Stated task —
Wherever a line in the data below holds "title", copy that line.

Exercise material —
= = = =

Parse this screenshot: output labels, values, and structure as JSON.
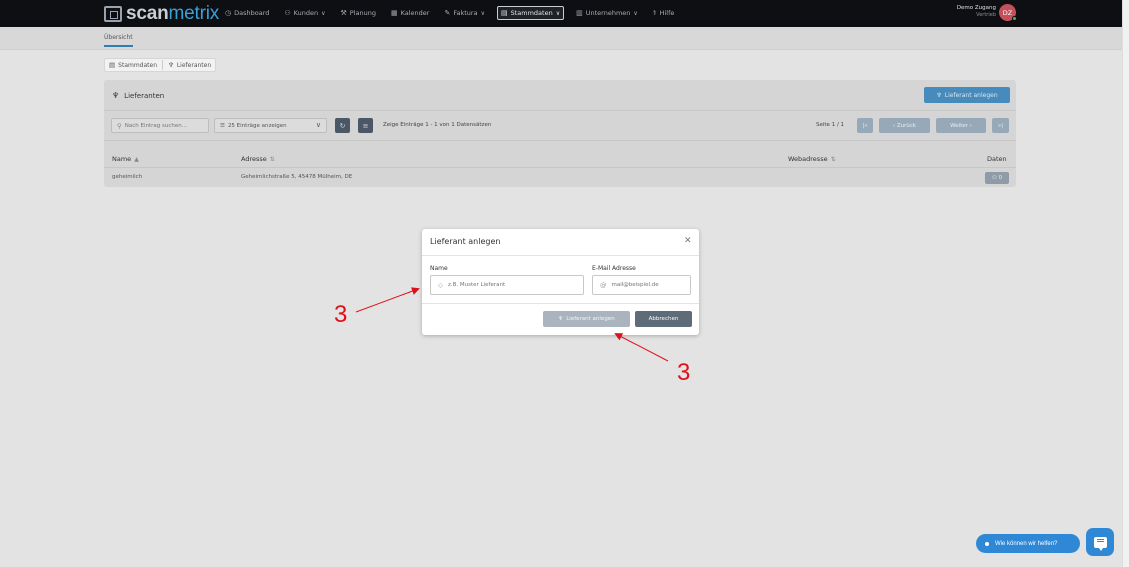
{
  "brand": {
    "scan": "scan",
    "metrix": "metrix"
  },
  "nav": [
    {
      "label": "Dashboard",
      "icon": "dashboard-icon",
      "has_dropdown": false
    },
    {
      "label": "Kunden",
      "icon": "users-icon",
      "has_dropdown": true
    },
    {
      "label": "Planung",
      "icon": "planning-icon",
      "has_dropdown": false
    },
    {
      "label": "Kalender",
      "icon": "calendar-icon",
      "has_dropdown": false
    },
    {
      "label": "Faktura",
      "icon": "invoice-icon",
      "has_dropdown": true
    },
    {
      "label": "Stammdaten",
      "icon": "database-icon",
      "has_dropdown": true,
      "active": true
    },
    {
      "label": "Unternehmen",
      "icon": "building-icon",
      "has_dropdown": true
    },
    {
      "label": "Hilfe",
      "icon": "help-icon",
      "has_dropdown": false
    }
  ],
  "user": {
    "name": "Demo Zugang",
    "role": "Vertrieb",
    "initials": "DZ",
    "status_color": "#2ec15a"
  },
  "tabs": {
    "overview": "Übersicht"
  },
  "breadcrumb": {
    "item1": "Stammdaten",
    "item2": "Lieferanten"
  },
  "card": {
    "title": "Lieferanten",
    "add_button": "Lieferant anlegen",
    "search_placeholder": "Nach Eintrag suchen...",
    "page_size": "25 Einträge anzeigen",
    "entries_info": "Zeige Einträge 1 - 1 von 1 Datensätzen",
    "page_info": "Seite 1 / 1",
    "pagination": {
      "first": "|«",
      "prev": "‹ Zurück",
      "next": "Weiter ›",
      "last": "»|"
    },
    "columns": {
      "name": "Name",
      "address": "Adresse",
      "web": "Webadresse",
      "data": "Daten"
    },
    "rows": [
      {
        "name": "geheimlich",
        "address": "Geheimlichstraße 5, 45478 Mülheim, DE",
        "web": "",
        "data_count": "0"
      }
    ]
  },
  "modal": {
    "title": "Lieferant anlegen",
    "name_label": "Name",
    "name_placeholder": "z.B. Muster Lieferant",
    "email_label": "E-Mail Adresse",
    "email_placeholder": "mail@beispiel.de",
    "save_button": "Lieferant anlegen",
    "cancel_button": "Abbrechen"
  },
  "annotations": {
    "left_number": "3",
    "right_number": "3",
    "color": "#e0101a"
  },
  "help_widget": {
    "label": "Wie können wir helfen?",
    "color": "#2f88d6"
  },
  "colors": {
    "primary": "#2e7fb8",
    "topbar": "#0d0f12",
    "accent_logo": "#3aa0d8"
  }
}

= = = =

Output for this exercise —
    "title": "Lieferanten",
    "title": "Lieferant anlegen",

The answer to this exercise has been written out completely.